INSTRUCTIONS TO FOLLOW: In the listing below, count each line containing "hope" and answer with the count only.

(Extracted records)
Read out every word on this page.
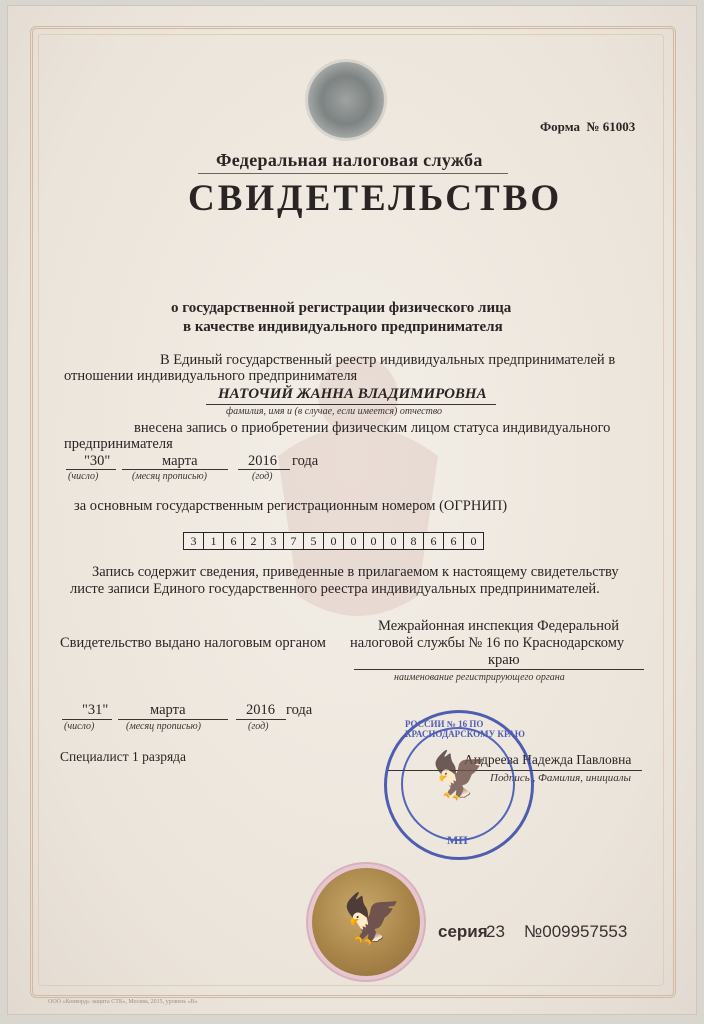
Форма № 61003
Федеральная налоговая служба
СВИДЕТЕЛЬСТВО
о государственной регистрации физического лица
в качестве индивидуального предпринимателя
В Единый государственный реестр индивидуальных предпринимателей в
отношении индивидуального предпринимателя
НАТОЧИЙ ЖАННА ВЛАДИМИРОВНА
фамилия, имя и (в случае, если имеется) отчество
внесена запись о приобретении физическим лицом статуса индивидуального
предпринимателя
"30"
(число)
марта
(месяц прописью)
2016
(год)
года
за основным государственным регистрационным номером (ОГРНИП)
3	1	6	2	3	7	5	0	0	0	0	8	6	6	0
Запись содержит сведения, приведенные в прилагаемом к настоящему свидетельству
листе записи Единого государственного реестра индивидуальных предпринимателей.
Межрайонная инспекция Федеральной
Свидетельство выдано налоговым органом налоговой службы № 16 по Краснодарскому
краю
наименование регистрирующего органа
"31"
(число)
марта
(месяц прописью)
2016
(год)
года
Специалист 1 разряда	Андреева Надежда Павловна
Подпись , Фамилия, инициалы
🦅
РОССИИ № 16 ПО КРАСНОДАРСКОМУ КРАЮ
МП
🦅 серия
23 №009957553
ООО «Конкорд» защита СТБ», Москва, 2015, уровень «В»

==

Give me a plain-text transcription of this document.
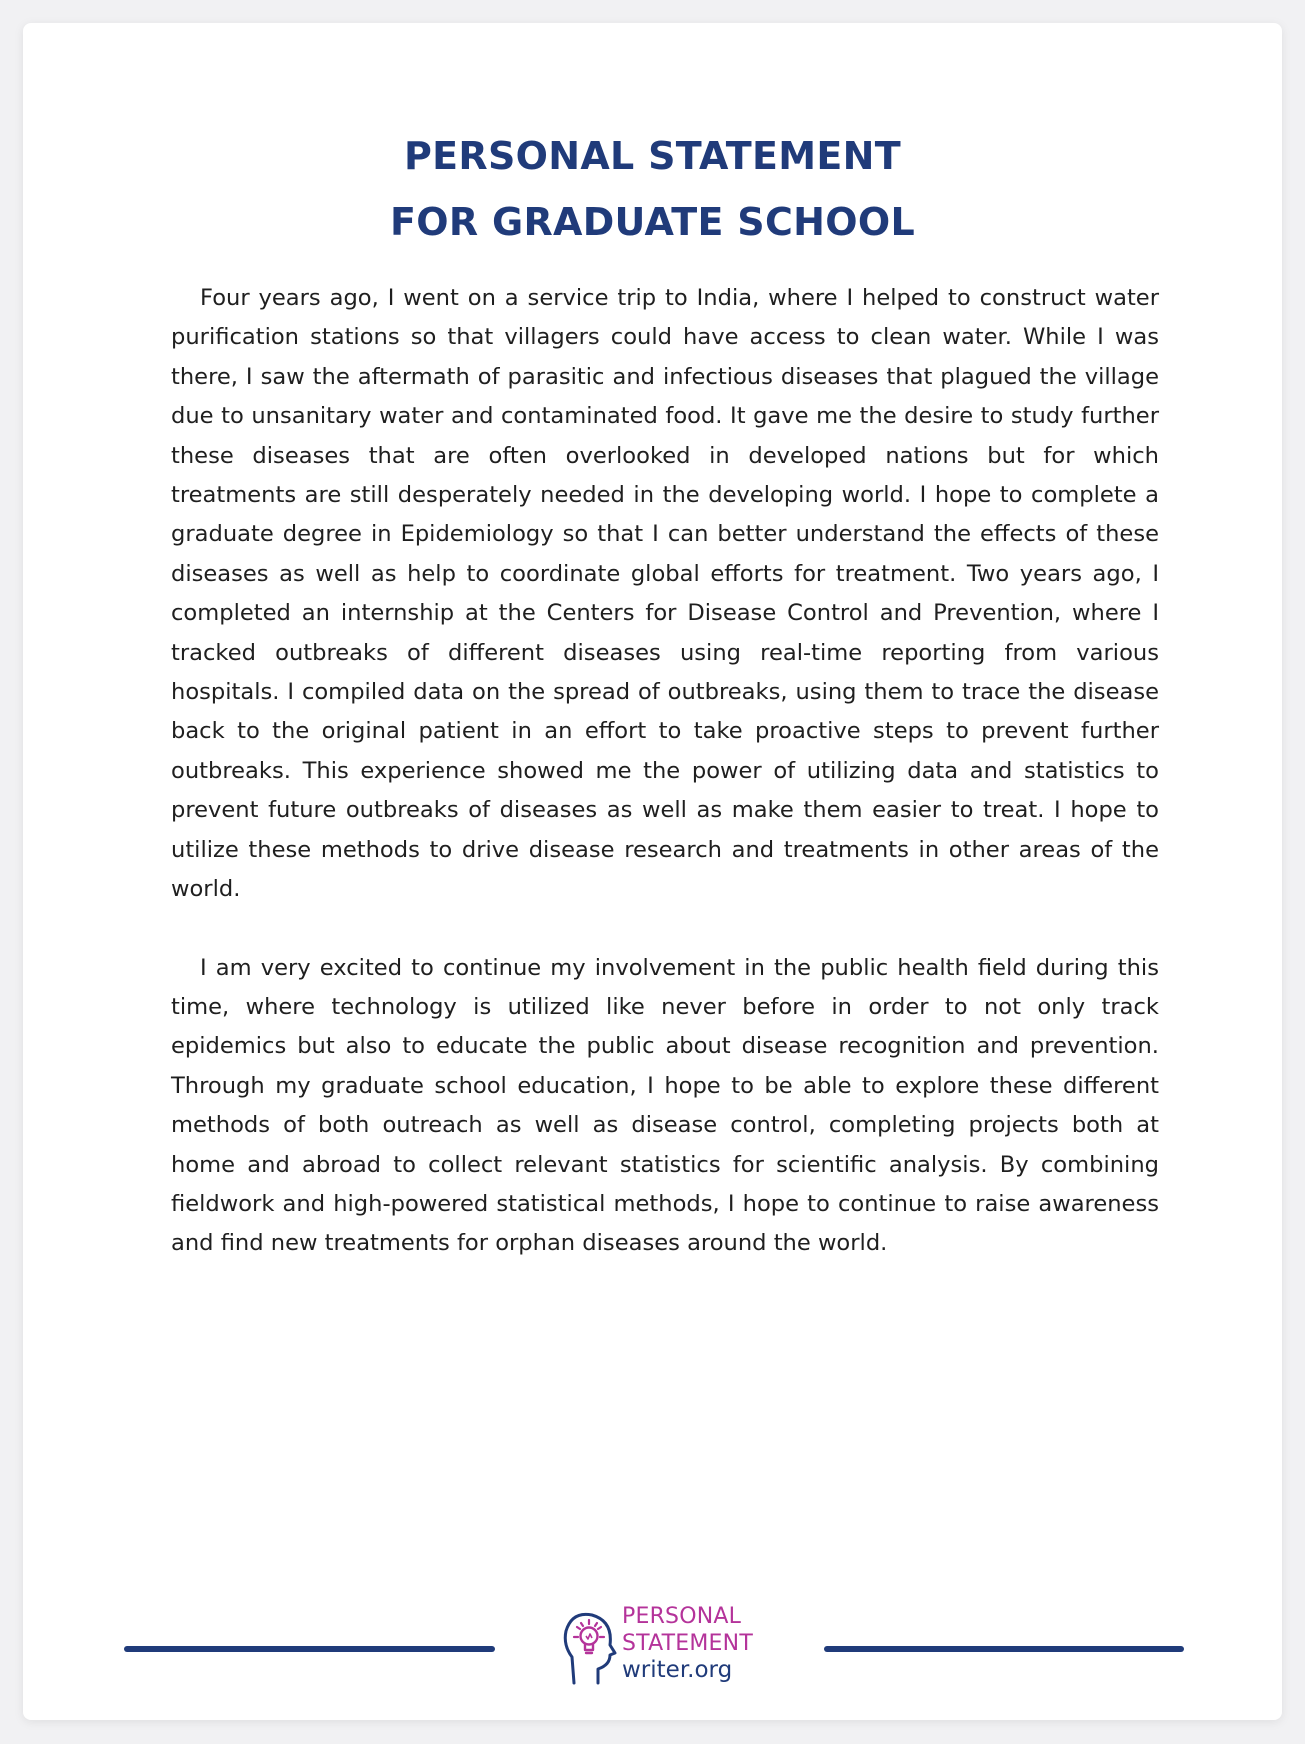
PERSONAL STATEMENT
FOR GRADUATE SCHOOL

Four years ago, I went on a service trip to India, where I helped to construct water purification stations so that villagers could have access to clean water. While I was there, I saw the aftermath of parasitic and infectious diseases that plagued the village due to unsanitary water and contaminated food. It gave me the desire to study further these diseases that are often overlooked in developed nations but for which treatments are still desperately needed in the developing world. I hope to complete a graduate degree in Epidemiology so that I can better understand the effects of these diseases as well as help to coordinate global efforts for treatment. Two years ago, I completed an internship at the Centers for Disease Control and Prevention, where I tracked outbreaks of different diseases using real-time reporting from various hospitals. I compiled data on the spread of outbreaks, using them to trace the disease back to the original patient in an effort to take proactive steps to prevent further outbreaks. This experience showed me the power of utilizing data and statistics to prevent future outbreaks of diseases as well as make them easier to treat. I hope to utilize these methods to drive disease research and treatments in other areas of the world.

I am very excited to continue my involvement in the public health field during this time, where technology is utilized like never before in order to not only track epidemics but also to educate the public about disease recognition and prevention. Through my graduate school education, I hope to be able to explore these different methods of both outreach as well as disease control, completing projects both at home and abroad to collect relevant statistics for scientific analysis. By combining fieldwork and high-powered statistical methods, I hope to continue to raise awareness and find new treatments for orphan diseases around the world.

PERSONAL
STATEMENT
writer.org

==

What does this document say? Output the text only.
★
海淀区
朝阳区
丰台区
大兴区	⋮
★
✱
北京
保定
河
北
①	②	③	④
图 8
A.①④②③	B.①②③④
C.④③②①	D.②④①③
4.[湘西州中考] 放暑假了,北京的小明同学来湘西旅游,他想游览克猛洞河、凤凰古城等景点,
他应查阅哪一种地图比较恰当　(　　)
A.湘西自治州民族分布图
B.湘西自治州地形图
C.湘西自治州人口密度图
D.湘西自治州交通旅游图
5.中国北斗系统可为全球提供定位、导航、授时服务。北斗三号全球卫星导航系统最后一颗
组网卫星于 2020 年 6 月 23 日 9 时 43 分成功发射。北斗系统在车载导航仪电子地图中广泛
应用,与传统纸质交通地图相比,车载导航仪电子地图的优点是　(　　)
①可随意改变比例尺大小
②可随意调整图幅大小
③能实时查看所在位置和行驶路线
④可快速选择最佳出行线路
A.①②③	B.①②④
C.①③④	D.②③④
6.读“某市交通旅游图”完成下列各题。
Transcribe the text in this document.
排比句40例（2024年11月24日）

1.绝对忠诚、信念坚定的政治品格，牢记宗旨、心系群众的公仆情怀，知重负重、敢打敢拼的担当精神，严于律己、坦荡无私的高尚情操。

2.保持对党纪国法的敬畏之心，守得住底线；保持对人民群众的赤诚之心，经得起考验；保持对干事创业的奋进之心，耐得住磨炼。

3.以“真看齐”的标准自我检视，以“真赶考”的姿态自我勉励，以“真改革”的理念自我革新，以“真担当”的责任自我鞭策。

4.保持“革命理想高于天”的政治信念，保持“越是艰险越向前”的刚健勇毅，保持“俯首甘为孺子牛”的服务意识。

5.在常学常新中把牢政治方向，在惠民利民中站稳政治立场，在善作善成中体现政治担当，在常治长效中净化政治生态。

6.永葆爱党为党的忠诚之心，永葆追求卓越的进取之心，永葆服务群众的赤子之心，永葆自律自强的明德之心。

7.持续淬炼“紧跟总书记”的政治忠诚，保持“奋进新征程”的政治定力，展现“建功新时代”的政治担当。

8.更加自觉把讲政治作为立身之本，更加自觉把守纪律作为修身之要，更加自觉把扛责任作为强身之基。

EXERCISE RESULT: 2